* START DATA ROWS *
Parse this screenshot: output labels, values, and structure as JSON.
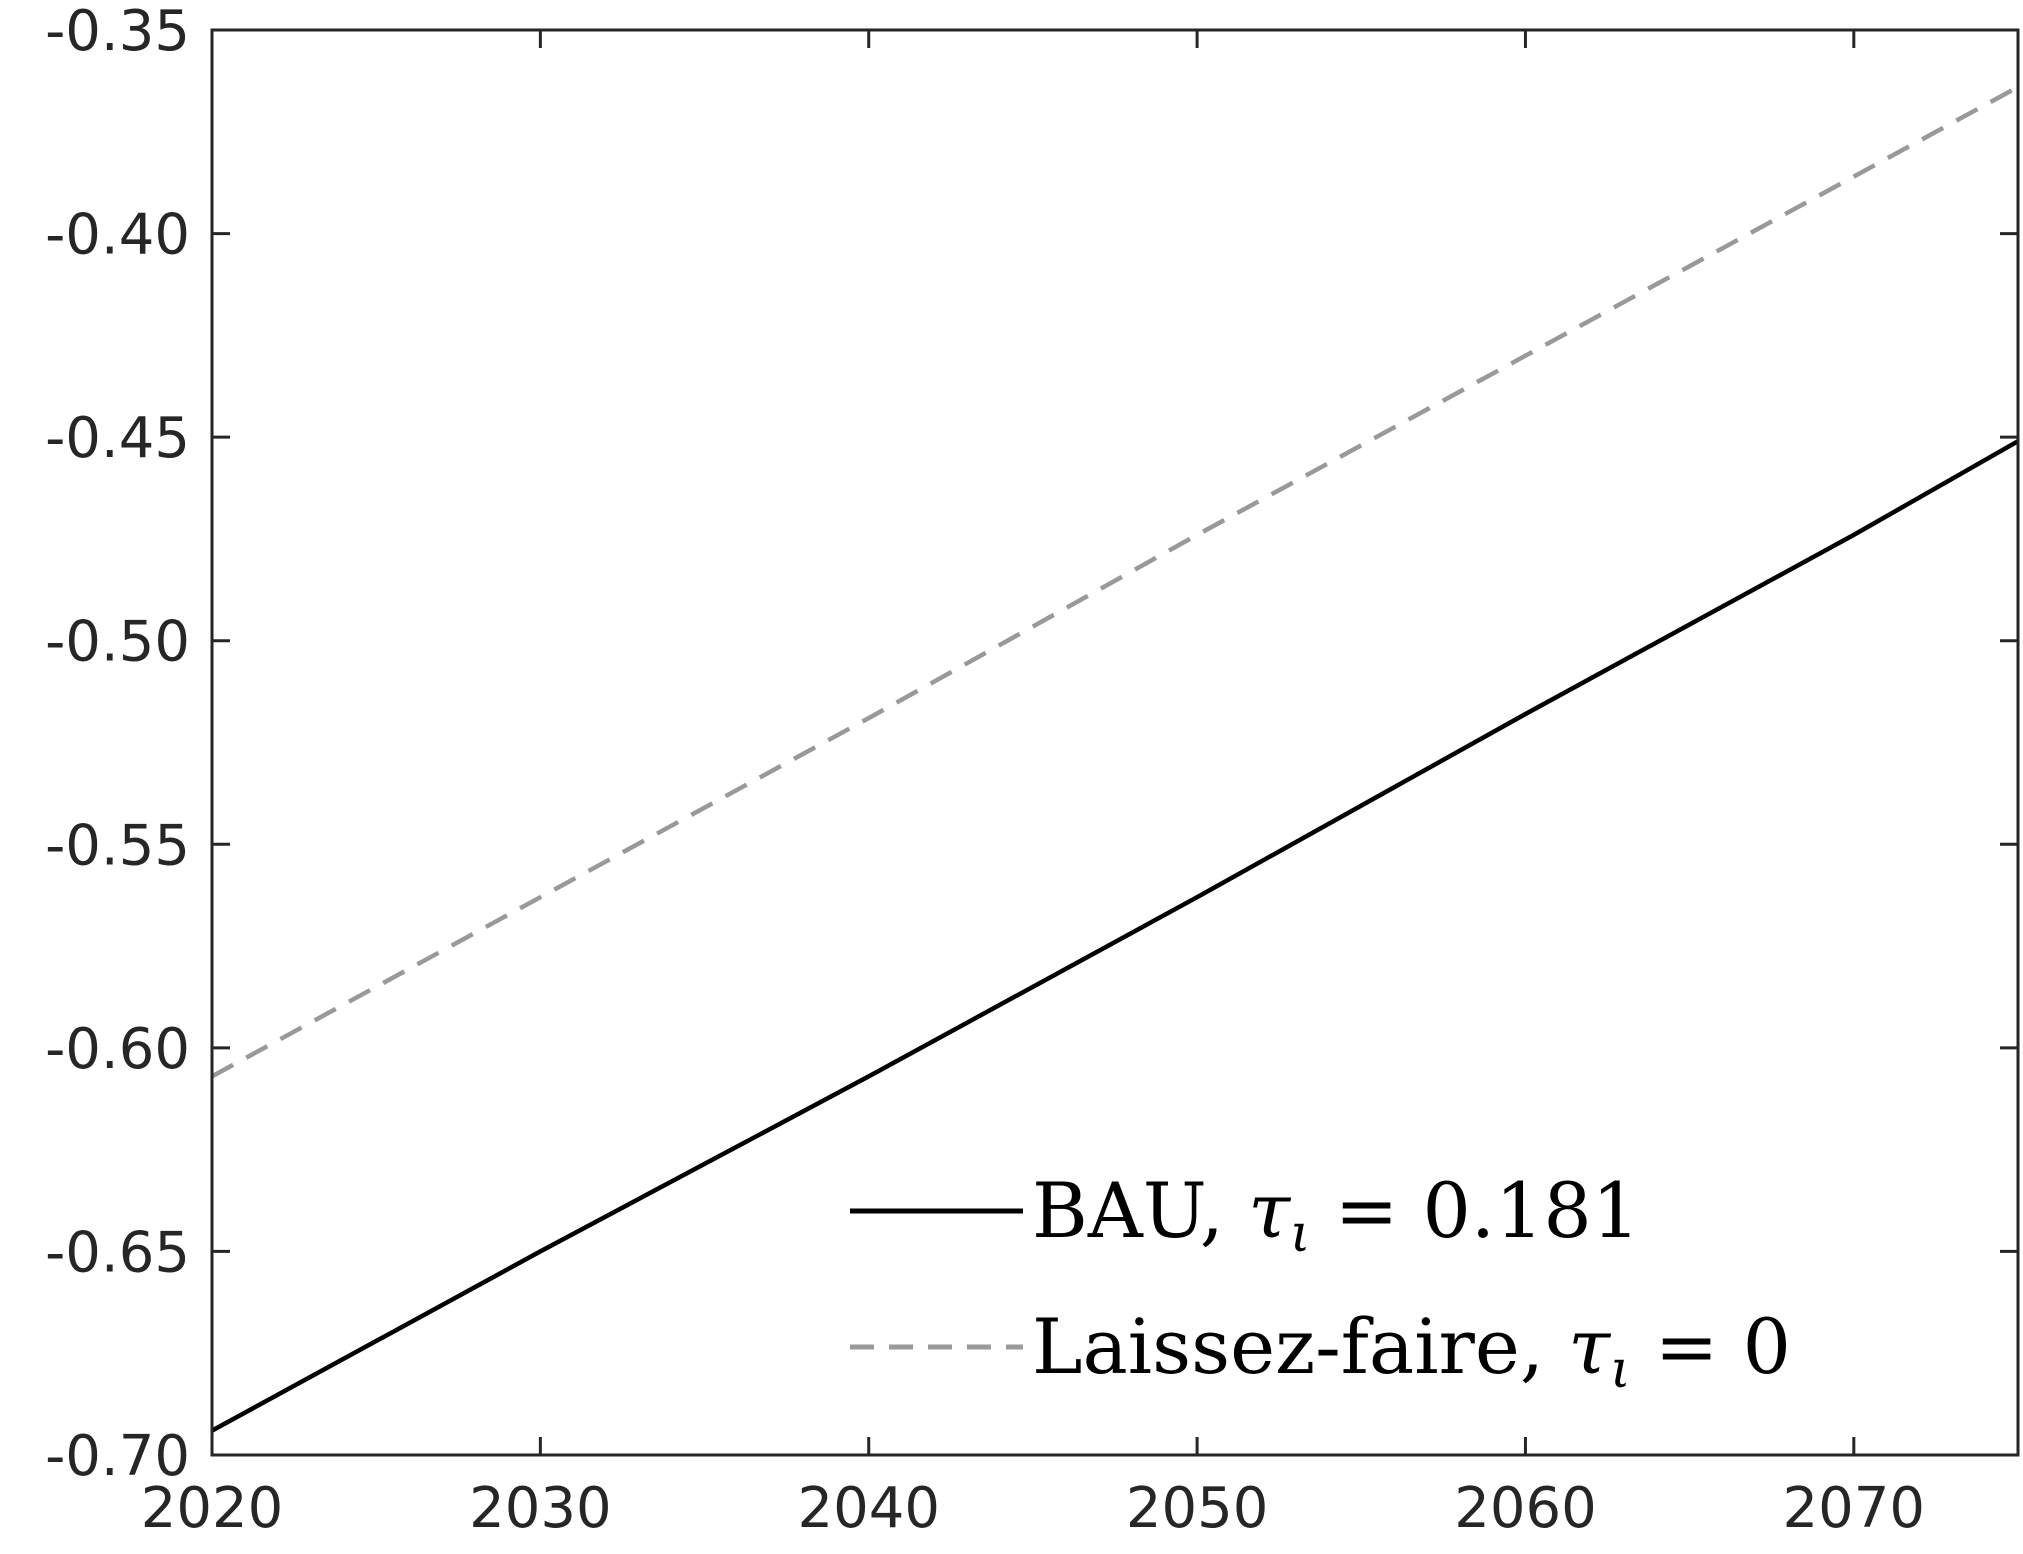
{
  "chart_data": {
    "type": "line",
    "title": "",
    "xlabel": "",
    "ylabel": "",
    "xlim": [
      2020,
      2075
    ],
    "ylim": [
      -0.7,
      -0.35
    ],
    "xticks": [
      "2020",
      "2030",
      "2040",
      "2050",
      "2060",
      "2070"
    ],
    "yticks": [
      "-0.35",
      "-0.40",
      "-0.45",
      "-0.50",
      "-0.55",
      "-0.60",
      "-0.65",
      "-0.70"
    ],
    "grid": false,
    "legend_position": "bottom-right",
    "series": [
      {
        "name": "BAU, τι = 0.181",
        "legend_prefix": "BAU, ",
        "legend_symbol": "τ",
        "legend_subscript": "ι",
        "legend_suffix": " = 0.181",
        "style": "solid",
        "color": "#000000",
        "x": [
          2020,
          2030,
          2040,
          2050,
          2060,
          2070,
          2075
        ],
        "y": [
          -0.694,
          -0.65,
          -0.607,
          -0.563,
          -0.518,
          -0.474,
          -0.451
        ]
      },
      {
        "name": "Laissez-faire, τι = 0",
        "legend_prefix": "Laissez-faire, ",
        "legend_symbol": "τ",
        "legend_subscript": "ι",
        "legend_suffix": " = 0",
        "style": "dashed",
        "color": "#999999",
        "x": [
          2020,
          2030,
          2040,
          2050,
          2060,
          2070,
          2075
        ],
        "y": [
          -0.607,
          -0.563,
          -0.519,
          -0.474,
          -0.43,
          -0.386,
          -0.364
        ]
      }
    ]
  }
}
* END DATA ROWS *
_YOUR OBJECTIVE_
Pull out all lines from the listing that contain the string "Laissez".

_WRITTEN RESPONSE_
        "name": "Laissez-faire, τι = 0",
        "legend_prefix": "Laissez-faire, ",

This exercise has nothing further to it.